REQUIREMENT ▸ Search the records that follow and extract every line containing the string "name".

Figure contents as structured data ▸
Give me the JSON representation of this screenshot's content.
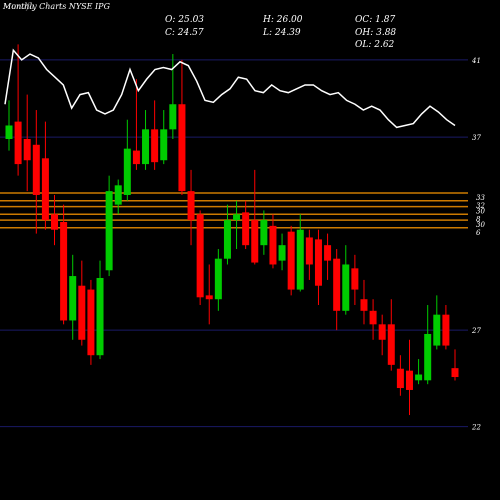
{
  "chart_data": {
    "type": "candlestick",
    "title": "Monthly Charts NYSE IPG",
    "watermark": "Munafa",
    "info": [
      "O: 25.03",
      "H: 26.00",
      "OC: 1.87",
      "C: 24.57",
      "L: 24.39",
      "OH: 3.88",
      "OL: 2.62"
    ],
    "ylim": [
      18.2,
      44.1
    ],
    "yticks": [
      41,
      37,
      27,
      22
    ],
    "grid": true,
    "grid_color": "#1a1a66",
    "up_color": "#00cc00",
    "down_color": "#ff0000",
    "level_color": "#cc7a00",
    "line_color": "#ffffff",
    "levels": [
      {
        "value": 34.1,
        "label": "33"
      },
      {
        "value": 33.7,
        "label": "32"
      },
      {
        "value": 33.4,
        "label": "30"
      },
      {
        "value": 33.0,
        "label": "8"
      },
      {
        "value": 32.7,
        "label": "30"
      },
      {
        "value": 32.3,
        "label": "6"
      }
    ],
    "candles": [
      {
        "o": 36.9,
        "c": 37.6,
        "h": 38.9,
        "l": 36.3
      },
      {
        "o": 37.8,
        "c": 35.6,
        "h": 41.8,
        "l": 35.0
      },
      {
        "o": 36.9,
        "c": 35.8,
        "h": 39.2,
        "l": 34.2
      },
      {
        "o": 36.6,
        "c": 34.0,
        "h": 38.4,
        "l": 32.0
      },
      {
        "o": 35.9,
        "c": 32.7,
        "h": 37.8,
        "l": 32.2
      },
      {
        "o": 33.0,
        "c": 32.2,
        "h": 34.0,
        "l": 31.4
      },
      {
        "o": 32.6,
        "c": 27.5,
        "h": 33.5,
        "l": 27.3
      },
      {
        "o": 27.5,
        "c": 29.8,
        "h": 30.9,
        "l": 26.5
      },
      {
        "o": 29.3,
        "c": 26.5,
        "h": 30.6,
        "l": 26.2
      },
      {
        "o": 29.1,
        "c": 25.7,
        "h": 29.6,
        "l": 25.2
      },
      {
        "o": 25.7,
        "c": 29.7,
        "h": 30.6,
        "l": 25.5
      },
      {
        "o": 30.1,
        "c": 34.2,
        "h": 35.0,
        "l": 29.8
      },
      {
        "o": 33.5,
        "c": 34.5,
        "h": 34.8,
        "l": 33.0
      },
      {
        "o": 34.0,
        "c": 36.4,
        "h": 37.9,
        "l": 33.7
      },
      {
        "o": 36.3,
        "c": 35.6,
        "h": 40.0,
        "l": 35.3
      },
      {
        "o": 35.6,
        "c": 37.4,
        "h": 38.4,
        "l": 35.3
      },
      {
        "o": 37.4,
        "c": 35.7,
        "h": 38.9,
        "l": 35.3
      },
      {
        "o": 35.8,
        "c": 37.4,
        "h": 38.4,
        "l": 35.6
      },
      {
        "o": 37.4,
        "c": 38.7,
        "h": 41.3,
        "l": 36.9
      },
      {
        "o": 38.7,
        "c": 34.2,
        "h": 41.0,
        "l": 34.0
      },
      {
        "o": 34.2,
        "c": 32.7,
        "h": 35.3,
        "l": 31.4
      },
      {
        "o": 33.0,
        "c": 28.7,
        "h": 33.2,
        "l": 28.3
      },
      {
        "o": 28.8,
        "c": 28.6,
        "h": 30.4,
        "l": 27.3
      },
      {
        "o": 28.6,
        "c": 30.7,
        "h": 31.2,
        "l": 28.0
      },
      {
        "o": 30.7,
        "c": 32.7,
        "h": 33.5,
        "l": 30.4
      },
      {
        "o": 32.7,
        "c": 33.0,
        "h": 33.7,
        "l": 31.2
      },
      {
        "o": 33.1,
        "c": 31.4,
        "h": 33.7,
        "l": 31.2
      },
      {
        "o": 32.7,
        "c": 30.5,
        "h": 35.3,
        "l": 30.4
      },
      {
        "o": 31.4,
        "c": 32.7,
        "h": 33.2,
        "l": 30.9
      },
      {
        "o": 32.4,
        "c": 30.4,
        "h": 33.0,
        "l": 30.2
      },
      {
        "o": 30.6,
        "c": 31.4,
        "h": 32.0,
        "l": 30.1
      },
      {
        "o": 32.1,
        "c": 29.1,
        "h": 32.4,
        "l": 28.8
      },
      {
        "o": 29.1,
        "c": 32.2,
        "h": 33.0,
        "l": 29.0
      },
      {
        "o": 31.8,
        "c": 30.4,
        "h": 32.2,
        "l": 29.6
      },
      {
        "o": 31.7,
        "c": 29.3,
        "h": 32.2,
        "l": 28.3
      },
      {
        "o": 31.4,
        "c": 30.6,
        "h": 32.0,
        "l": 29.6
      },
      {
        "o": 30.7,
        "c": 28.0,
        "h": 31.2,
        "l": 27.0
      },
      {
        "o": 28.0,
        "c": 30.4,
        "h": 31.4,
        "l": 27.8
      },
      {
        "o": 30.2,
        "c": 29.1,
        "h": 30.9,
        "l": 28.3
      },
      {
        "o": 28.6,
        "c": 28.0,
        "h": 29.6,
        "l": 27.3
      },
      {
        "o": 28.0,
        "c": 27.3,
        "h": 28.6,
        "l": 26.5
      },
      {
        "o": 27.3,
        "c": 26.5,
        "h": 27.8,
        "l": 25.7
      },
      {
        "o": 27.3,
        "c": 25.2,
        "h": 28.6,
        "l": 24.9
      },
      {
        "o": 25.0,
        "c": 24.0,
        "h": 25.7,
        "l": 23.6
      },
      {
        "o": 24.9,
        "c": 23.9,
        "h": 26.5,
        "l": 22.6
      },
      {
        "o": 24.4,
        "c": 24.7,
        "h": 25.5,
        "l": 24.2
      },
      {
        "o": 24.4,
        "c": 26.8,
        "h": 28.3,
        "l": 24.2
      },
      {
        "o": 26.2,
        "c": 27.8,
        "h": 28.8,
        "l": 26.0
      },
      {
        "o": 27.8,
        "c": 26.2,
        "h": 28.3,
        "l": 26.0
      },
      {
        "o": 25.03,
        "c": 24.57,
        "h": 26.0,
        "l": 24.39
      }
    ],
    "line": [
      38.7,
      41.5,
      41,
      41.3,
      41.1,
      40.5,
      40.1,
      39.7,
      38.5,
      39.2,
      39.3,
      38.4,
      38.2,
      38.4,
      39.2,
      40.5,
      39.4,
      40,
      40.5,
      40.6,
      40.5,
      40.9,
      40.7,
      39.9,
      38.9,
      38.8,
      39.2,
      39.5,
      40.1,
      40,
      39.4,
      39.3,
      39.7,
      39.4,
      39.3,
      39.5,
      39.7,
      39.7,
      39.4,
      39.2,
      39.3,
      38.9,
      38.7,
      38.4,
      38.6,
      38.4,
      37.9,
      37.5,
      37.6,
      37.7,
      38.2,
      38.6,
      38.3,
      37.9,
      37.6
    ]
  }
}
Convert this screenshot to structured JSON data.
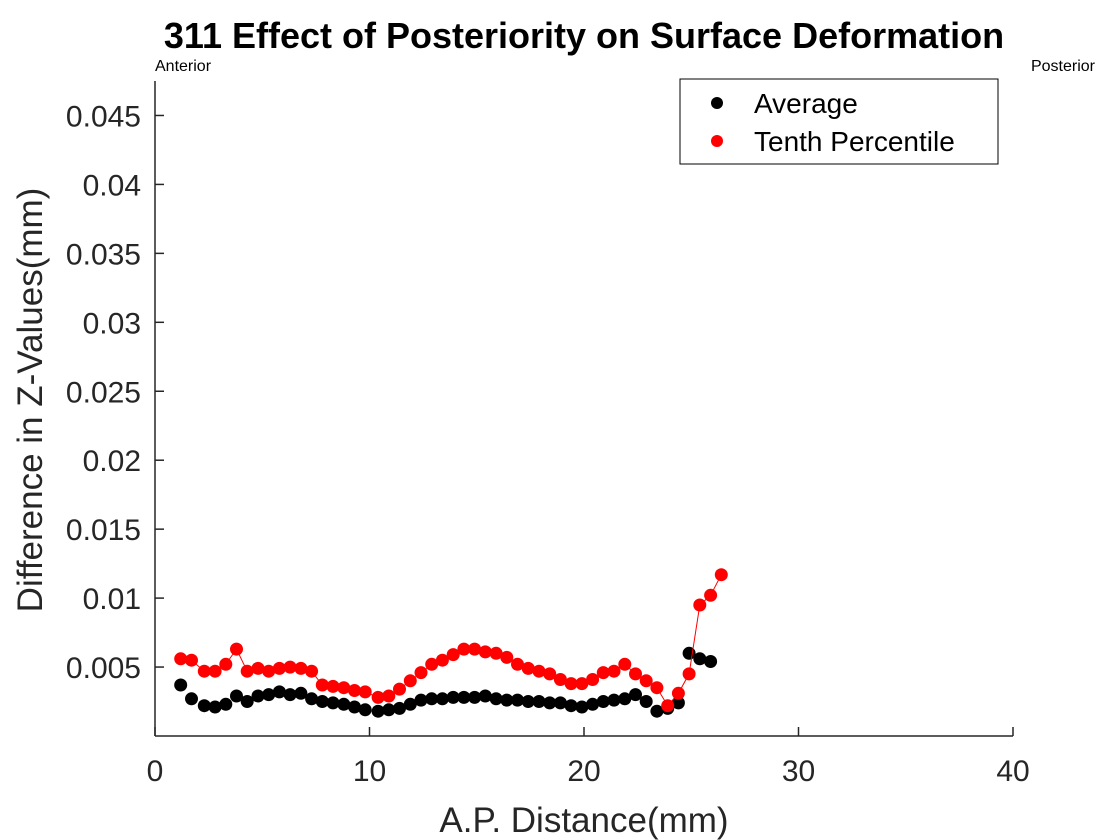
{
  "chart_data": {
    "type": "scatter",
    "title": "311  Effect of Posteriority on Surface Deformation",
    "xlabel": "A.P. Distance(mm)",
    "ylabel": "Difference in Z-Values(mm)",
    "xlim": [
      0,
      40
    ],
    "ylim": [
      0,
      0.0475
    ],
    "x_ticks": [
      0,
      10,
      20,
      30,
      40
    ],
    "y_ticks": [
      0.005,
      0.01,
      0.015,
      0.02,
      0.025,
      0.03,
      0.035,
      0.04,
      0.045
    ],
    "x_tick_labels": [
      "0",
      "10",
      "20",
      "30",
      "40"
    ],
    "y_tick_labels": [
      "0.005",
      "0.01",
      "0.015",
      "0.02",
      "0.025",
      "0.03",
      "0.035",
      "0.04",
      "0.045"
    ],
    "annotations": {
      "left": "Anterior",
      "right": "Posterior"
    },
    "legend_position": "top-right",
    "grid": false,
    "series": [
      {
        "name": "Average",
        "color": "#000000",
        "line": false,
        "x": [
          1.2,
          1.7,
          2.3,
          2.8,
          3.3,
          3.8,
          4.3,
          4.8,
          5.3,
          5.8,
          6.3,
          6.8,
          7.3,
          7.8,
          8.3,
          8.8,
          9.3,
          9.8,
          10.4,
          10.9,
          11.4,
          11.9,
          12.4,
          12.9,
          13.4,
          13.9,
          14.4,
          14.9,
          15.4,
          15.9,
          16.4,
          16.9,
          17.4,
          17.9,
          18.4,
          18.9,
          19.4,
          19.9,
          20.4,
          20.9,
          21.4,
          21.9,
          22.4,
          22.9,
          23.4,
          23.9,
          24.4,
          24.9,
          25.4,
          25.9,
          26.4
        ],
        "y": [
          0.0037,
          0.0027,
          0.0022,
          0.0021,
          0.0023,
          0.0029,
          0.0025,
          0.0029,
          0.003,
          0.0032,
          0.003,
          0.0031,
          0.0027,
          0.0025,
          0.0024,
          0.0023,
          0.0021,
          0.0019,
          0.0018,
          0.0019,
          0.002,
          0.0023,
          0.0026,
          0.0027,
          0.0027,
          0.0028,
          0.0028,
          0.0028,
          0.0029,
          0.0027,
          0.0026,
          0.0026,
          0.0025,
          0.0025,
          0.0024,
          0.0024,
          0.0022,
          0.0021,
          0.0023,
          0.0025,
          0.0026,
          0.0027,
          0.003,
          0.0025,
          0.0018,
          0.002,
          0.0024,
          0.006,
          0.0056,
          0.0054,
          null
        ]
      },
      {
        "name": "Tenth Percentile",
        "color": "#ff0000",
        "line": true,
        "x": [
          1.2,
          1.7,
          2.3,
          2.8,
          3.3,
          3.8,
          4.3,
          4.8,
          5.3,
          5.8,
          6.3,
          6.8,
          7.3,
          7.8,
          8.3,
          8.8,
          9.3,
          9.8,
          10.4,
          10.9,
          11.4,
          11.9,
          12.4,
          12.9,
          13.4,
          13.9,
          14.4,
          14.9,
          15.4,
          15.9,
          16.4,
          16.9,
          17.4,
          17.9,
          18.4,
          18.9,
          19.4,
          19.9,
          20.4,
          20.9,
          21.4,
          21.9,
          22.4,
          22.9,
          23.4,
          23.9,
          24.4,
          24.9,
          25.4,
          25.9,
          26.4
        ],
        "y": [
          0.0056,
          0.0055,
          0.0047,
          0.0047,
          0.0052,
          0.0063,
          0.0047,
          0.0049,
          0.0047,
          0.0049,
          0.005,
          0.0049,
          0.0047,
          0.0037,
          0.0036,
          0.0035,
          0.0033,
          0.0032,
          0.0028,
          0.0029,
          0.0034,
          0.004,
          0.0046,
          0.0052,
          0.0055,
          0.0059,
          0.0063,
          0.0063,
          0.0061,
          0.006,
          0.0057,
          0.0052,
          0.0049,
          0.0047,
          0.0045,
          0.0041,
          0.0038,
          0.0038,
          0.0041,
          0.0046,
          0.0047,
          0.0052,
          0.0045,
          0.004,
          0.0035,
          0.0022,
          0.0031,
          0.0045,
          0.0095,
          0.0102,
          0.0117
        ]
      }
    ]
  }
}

SOLVED PROBLEM ▸
        "name": "Average",
        "name": "Tenth Percentile",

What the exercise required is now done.